- _Written task_:
Locate the line that contains "Give me the". Reproduce it and all following lines up to the end of the material, exactly and with nothing added.

▬▬▬▬▬▬

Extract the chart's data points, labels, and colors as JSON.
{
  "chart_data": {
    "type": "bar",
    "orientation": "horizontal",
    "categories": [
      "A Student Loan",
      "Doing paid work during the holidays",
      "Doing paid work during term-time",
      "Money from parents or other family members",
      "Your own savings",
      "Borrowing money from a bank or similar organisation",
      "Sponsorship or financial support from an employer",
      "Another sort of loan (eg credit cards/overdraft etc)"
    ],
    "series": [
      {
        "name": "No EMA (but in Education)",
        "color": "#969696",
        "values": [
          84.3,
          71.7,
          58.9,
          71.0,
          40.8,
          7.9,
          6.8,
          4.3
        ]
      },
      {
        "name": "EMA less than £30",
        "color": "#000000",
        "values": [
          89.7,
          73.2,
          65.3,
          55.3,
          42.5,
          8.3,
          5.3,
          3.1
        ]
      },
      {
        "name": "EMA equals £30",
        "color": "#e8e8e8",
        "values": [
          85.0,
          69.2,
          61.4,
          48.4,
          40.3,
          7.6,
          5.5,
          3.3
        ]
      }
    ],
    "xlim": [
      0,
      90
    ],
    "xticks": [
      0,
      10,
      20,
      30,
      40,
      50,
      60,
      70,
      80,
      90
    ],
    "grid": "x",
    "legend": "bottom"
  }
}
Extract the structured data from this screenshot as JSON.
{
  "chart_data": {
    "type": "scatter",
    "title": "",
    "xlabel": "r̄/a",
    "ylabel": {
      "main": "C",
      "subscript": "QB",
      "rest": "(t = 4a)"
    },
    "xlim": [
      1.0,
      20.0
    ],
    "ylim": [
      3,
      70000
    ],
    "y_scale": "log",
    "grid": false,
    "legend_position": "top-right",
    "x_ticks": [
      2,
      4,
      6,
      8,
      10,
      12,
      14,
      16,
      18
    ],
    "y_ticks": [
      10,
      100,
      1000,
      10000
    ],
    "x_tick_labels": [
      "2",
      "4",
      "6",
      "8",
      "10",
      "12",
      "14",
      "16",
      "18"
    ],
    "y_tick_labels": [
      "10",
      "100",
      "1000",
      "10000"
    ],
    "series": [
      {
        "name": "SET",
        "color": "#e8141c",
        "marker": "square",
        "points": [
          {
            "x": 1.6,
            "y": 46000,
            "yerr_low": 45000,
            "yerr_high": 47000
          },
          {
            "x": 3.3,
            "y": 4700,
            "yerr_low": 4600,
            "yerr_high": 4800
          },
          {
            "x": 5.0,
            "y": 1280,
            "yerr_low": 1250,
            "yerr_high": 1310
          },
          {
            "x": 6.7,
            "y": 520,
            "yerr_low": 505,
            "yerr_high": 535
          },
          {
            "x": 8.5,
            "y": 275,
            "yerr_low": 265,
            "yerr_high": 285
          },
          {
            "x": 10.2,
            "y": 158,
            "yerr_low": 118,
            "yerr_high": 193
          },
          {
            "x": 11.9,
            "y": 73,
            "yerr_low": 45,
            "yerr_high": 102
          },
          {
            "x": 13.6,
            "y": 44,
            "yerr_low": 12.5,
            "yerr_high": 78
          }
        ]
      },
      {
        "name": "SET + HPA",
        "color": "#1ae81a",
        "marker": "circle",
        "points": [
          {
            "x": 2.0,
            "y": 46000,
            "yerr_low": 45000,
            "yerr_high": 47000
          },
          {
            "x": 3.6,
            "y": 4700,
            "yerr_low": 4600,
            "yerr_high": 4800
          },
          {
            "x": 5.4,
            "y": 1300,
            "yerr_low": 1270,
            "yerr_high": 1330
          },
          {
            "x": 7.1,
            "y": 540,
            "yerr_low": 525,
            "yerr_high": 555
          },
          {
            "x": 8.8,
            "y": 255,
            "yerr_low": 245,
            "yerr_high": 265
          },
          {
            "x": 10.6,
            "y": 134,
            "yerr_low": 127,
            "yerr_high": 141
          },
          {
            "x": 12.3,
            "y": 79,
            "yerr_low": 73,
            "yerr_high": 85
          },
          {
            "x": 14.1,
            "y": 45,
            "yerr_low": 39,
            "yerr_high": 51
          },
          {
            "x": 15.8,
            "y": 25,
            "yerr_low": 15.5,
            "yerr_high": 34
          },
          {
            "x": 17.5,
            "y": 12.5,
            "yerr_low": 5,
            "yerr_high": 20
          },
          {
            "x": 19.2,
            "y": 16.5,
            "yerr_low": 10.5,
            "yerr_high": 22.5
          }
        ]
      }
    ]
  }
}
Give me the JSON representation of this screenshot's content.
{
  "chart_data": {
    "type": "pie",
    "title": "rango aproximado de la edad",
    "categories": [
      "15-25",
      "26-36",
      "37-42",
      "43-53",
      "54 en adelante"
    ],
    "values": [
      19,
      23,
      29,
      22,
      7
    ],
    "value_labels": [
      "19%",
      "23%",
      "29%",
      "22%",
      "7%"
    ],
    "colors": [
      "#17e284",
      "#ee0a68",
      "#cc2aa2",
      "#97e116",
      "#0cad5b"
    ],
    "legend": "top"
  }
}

▬▬▬▬▬▬

- _Exercise response_:
Give me the JSON representation of this screenshot's content.
{
  "chart_data": {
    "type": "pie",
    "title": "rango aproximado de la edad",
    "categories": [
      "15-25",
      "26-36",
      "37-42",
      "43-53",
      "54 en adelante"
    ],
    "values": [
      19,
      23,
      29,
      22,
      7
    ],
    "value_labels": [
      "19%",
      "23%",
      "29%",
      "22%",
      "7%"
    ],
    "colors": [
      "#17e284",
      "#ee0a68",
      "#cc2aa2",
      "#97e116",
      "#0cad5b"
    ],
    "legend": "top"
  }
}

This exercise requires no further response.